Given instruction:
Copy each line of the records that contains the word "Slice".

** Begin Raw records **

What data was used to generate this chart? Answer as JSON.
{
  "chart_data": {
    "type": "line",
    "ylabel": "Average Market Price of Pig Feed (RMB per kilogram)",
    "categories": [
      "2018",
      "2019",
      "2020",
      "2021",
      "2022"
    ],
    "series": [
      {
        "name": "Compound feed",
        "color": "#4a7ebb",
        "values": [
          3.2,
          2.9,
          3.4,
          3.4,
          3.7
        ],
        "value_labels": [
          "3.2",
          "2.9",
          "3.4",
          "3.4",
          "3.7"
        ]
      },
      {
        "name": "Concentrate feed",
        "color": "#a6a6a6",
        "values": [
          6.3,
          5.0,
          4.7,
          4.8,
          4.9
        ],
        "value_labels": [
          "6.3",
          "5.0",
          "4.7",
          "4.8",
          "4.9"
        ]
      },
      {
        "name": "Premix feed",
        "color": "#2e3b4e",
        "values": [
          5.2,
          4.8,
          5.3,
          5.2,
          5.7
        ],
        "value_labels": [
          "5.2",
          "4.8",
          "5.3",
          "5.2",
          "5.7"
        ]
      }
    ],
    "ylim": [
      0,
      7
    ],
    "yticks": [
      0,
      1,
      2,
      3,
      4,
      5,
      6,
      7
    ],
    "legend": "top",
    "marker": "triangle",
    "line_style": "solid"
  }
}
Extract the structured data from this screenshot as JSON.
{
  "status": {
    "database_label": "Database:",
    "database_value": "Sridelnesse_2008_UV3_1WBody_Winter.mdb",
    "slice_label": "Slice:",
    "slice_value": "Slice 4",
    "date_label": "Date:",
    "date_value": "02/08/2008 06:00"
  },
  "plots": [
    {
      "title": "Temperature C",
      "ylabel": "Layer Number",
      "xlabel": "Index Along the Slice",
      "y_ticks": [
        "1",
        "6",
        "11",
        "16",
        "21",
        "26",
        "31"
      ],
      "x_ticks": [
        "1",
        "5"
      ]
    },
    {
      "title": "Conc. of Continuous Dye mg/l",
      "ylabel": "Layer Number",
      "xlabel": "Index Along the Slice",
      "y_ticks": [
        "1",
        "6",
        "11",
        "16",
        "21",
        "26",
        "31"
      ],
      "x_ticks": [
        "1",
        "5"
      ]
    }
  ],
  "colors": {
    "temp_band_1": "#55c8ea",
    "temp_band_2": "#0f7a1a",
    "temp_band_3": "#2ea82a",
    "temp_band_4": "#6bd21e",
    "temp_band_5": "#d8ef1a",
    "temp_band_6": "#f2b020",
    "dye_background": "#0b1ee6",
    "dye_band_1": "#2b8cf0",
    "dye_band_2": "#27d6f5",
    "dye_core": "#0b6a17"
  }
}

** End Raw records **

Worked solution:
    "slice_label": "Slice:",
    "slice_value": "Slice 4",
      "xlabel": "Index Along the Slice",
      "xlabel": "Index Along the Slice",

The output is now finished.